Work to do: Check each line of the listing for the word "Estimated" and report how many lines contain it, giving nothing but the number.

Record set:
-.-.-

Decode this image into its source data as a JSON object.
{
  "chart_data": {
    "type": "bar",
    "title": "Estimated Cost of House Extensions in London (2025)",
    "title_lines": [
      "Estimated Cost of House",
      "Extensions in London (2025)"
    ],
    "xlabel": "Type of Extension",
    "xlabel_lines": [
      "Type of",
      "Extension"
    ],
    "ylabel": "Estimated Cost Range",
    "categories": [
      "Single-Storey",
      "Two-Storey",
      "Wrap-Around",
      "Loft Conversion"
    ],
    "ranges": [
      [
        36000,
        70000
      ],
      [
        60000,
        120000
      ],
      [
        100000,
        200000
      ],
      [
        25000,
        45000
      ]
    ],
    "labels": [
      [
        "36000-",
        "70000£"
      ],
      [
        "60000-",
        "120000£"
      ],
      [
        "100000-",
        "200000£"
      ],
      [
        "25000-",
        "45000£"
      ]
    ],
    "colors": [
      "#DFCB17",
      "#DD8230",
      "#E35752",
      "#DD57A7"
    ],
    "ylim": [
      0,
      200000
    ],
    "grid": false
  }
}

-.-.-

Task output: 3